** What the exercise asks **
Return each line of the material verbatim.

** Recorded data **
--

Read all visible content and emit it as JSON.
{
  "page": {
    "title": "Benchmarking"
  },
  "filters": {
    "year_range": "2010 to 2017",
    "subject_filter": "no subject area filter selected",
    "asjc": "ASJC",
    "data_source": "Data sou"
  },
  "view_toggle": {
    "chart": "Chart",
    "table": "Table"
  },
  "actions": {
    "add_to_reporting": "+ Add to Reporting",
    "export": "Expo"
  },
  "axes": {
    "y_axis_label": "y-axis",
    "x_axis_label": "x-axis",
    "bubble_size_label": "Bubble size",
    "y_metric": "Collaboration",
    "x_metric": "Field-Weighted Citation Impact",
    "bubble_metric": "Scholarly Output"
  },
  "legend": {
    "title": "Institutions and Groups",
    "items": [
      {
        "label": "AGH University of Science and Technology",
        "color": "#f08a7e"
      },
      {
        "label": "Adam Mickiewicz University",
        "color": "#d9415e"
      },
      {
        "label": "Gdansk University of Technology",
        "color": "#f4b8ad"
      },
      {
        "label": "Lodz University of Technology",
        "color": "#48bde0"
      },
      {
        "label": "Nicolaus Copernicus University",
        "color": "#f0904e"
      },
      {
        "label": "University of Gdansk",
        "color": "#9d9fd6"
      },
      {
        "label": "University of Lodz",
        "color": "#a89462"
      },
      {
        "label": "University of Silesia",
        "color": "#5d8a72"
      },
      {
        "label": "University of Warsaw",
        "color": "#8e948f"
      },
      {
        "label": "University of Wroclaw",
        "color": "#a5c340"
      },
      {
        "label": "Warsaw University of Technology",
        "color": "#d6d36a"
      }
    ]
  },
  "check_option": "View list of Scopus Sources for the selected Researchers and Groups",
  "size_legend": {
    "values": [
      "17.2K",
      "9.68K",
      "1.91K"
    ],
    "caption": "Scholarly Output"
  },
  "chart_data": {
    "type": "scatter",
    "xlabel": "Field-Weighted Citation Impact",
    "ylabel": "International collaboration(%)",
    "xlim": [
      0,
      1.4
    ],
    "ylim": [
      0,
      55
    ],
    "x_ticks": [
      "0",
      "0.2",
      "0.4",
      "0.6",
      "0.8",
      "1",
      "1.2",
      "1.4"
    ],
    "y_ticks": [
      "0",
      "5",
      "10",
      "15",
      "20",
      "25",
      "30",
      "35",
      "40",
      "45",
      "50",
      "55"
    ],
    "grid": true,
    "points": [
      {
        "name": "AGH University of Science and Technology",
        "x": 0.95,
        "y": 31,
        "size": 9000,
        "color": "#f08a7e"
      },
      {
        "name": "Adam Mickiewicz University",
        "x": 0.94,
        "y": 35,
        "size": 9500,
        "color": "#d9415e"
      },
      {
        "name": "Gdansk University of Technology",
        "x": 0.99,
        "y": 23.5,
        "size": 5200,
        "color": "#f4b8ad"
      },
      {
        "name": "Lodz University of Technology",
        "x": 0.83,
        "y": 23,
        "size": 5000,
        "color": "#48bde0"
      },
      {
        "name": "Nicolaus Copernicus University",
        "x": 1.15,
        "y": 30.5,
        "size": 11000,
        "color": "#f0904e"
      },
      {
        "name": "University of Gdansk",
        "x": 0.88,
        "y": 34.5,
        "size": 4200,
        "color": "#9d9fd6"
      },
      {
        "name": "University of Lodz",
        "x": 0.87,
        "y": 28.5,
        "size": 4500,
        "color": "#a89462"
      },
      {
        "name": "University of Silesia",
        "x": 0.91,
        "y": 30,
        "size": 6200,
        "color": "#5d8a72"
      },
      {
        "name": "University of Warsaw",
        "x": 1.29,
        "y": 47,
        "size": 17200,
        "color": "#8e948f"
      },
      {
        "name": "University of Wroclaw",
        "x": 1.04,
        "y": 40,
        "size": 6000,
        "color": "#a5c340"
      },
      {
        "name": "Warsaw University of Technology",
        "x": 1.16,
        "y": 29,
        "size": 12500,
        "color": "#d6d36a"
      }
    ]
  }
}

--

** Correct response **
Read all visible content and emit it as JSON.
{
  "page": {
    "title": "Benchmarking"
  },
  "filters": {
    "year_range": "2010 to 2017",
    "subject_filter": "no subject area filter selected",
    "asjc": "ASJC",
    "data_source": "Data sou"
  },
  "view_toggle": {
    "chart": "Chart",
    "table": "Table"
  },
  "actions": {
    "add_to_reporting": "+ Add to Reporting",
    "export": "Expo"
  },
  "axes": {
    "y_axis_label": "y-axis",
    "x_axis_label": "x-axis",
    "bubble_size_label": "Bubble size",
    "y_metric": "Collaboration",
    "x_metric": "Field-Weighted Citation Impact",
    "bubble_metric": "Scholarly Output"
  },
  "legend": {
    "title": "Institutions and Groups",
    "items": [
      {
        "label": "AGH University of Science and Technology",
        "color": "#f08a7e"
      },
      {
        "label": "Adam Mickiewicz University",
        "color": "#d9415e"
      },
      {
        "label": "Gdansk University of Technology",
        "color": "#f4b8ad"
      },
      {
        "label": "Lodz University of Technology",
        "color": "#48bde0"
      },
      {
        "label": "Nicolaus Copernicus University",
        "color": "#f0904e"
      },
      {
        "label": "University of Gdansk",
        "color": "#9d9fd6"
      },
      {
        "label": "University of Lodz",
        "color": "#a89462"
      },
      {
        "label": "University of Silesia",
        "color": "#5d8a72"
      },
      {
        "label": "University of Warsaw",
        "color": "#8e948f"
      },
      {
        "label": "University of Wroclaw",
        "color": "#a5c340"
      },
      {
        "label": "Warsaw University of Technology",
        "color": "#d6d36a"
      }
    ]
  },
  "check_option": "View list of Scopus Sources for the selected Researchers and Groups",
  "size_legend": {
    "values": [
      "17.2K",
      "9.68K",
      "1.91K"
    ],
    "caption": "Scholarly Output"
  },
  "chart_data": {
    "type": "scatter",
    "xlabel": "Field-Weighted Citation Impact",
    "ylabel": "International collaboration(%)",
    "xlim": [
      0,
      1.4
    ],
    "ylim": [
      0,
      55
    ],
    "x_ticks": [
      "0",
      "0.2",
      "0.4",
      "0.6",
      "0.8",
      "1",
      "1.2",
      "1.4"
    ],
    "y_ticks": [
      "0",
      "5",
      "10",
      "15",
      "20",
      "25",
      "30",
      "35",
      "40",
      "45",
      "50",
      "55"
    ],
    "grid": true,
    "points": [
      {
        "name": "AGH University of Science and Technology",
        "x": 0.95,
        "y": 31,
        "size": 9000,
        "color": "#f08a7e"
      },
      {
        "name": "Adam Mickiewicz University",
        "x": 0.94,
        "y": 35,
        "size": 9500,
        "color": "#d9415e"
      },
      {
        "name": "Gdansk University of Technology",
        "x": 0.99,
        "y": 23.5,
        "size": 5200,
        "color": "#f4b8ad"
      },
      {
        "name": "Lodz University of Technology",
        "x": 0.83,
        "y": 23,
        "size": 5000,
        "color": "#48bde0"
      },
      {
        "name": "Nicolaus Copernicus University",
        "x": 1.15,
        "y": 30.5,
        "size": 11000,
        "color": "#f0904e"
      },
      {
        "name": "University of Gdansk",
        "x": 0.88,
        "y": 34.5,
        "size": 4200,
        "color": "#9d9fd6"
      },
      {
        "name": "University of Lodz",
        "x": 0.87,
        "y": 28.5,
        "size": 4500,
        "color": "#a89462"
      },
      {
        "name": "University of Silesia",
        "x": 0.91,
        "y": 30,
        "size": 6200,
        "color": "#5d8a72"
      },
      {
        "name": "University of Warsaw",
        "x": 1.29,
        "y": 47,
        "size": 17200,
        "color": "#8e948f"
      },
      {
        "name": "University of Wroclaw",
        "x": 1.04,
        "y": 40,
        "size": 6000,
        "color": "#a5c340"
      },
      {
        "name": "Warsaw University of Technology",
        "x": 1.16,
        "y": 29,
        "size": 12500,
        "color": "#d6d36a"
      }
    ]
  }
}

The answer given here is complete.